Short task
Can you transcribe every line exactly and leave the pictures behind?

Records

================================

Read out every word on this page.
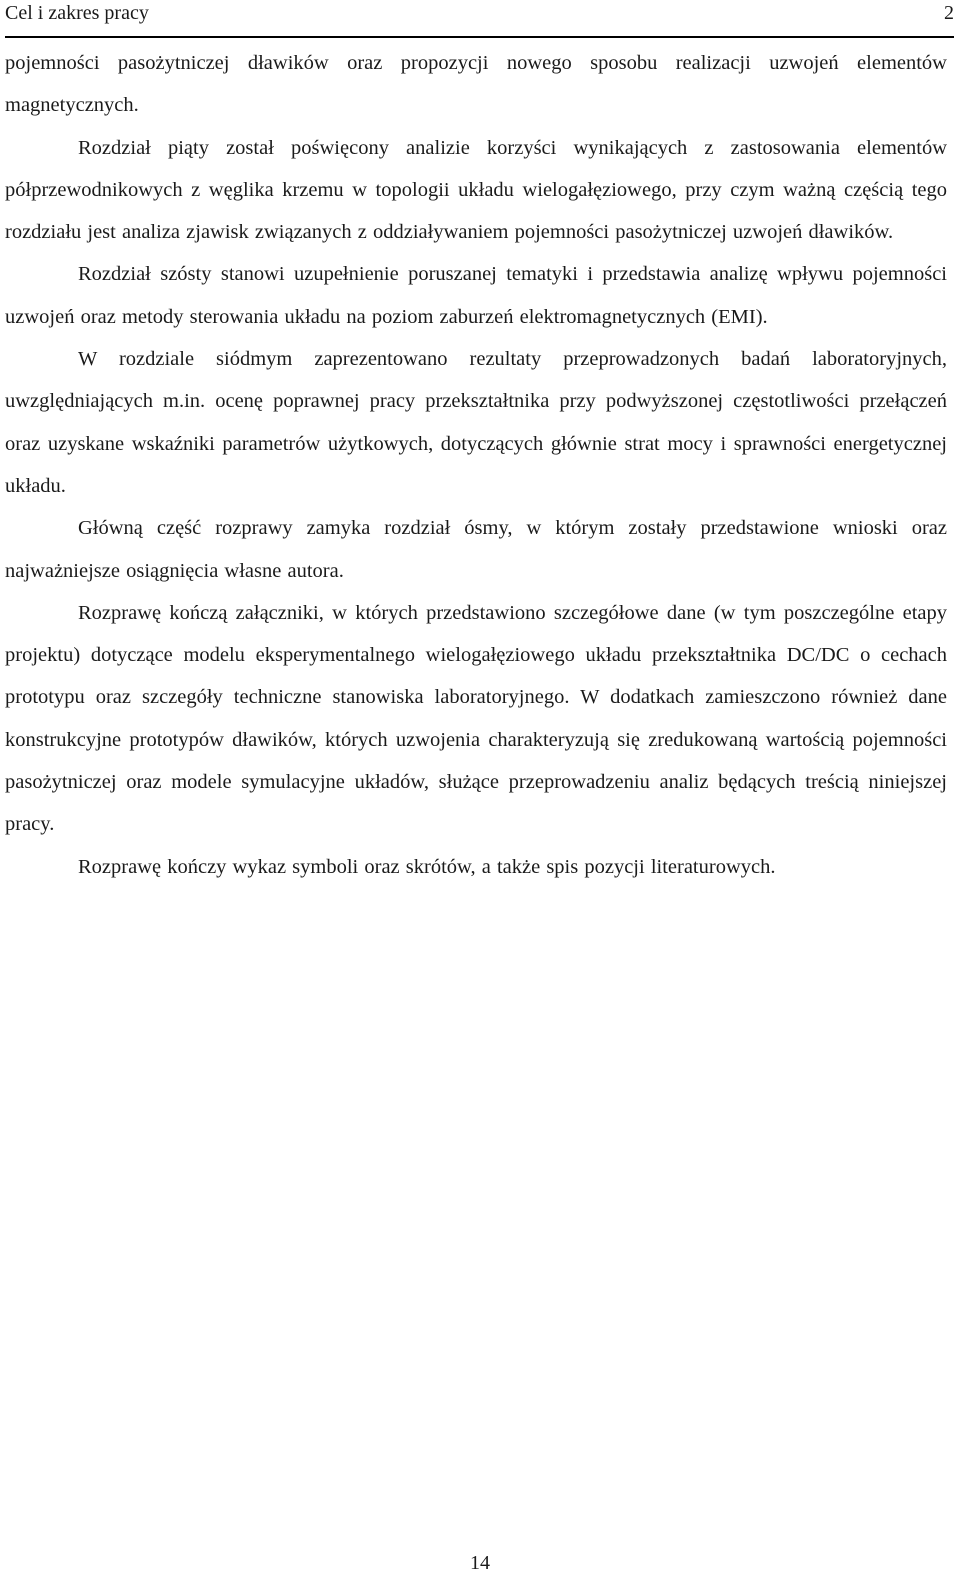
Cel i zakres pracy	2

pojemności pasożytniczej dławików oraz propozycji nowego sposobu realizacji uzwojeń elementów magnetycznych.

Rozdział piąty został poświęcony analizie korzyści wynikających z zastosowania elementów półprzewodnikowych z węglika krzemu w topologii układu wielogałęziowego, przy czym ważną częścią tego rozdziału jest analiza zjawisk związanych z oddziaływaniem pojemności pasożytniczej uzwojeń dławików.

Rozdział szósty stanowi uzupełnienie poruszanej tematyki i przedstawia analizę wpływu pojemności uzwojeń oraz metody sterowania układu na poziom zaburzeń elektromagnetycznych (EMI).

W rozdziale siódmym zaprezentowano rezultaty przeprowadzonych badań laboratoryjnych, uwzględniających m.in. ocenę poprawnej pracy przekształtnika przy podwyższonej częstotliwości przełączeń oraz uzyskane wskaźniki parametrów użytkowych, dotyczących głównie strat mocy i sprawności energetycznej układu.

Główną część rozprawy zamyka rozdział ósmy, w którym zostały przedstawione wnioski oraz najważniejsze osiągnięcia własne autora.

Rozprawę kończą załączniki, w których przedstawiono szczegółowe dane (w tym poszczególne etapy projektu) dotyczące modelu eksperymentalnego wielogałęziowego układu przekształtnika DC/DC o cechach prototypu oraz szczegóły techniczne stanowiska laboratoryjnego. W dodatkach zamieszczono również dane konstrukcyjne prototypów dławików, których uzwojenia charakteryzują się zredukowaną wartością pojemności pasożytniczej oraz modele symulacyjne układów, służące przeprowadzeniu analiz będących treścią niniejszej pracy.

Rozprawę kończy wykaz symboli oraz skrótów, a także spis pozycji literaturowych.

14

================================

Exercise result
Read out every word on this page.
Cel i zakres pracy	2

pojemności pasożytniczej dławików oraz propozycji nowego sposobu realizacji uzwojeń elementów magnetycznych.

Rozdział piąty został poświęcony analizie korzyści wynikających z zastosowania elementów półprzewodnikowych z węglika krzemu w topologii układu wielogałęziowego, przy czym ważną częścią tego rozdziału jest analiza zjawisk związanych z oddziaływaniem pojemności pasożytniczej uzwojeń dławików.

Rozdział szósty stanowi uzupełnienie poruszanej tematyki i przedstawia analizę wpływu pojemności uzwojeń oraz metody sterowania układu na poziom zaburzeń elektromagnetycznych (EMI).

W rozdziale siódmym zaprezentowano rezultaty przeprowadzonych badań laboratoryjnych, uwzględniających m.in. ocenę poprawnej pracy przekształtnika przy podwyższonej częstotliwości przełączeń oraz uzyskane wskaźniki parametrów użytkowych, dotyczących głównie strat mocy i sprawności energetycznej układu.

Główną część rozprawy zamyka rozdział ósmy, w którym zostały przedstawione wnioski oraz najważniejsze osiągnięcia własne autora.

Rozprawę kończą załączniki, w których przedstawiono szczegółowe dane (w tym poszczególne etapy projektu) dotyczące modelu eksperymentalnego wielogałęziowego układu przekształtnika DC/DC o cechach prototypu oraz szczegóły techniczne stanowiska laboratoryjnego. W dodatkach zamieszczono również dane konstrukcyjne prototypów dławików, których uzwojenia charakteryzują się zredukowaną wartością pojemności pasożytniczej oraz modele symulacyjne układów, służące przeprowadzeniu analiz będących treścią niniejszej pracy.

Rozprawę kończy wykaz symboli oraz skrótów, a także spis pozycji literaturowych.

14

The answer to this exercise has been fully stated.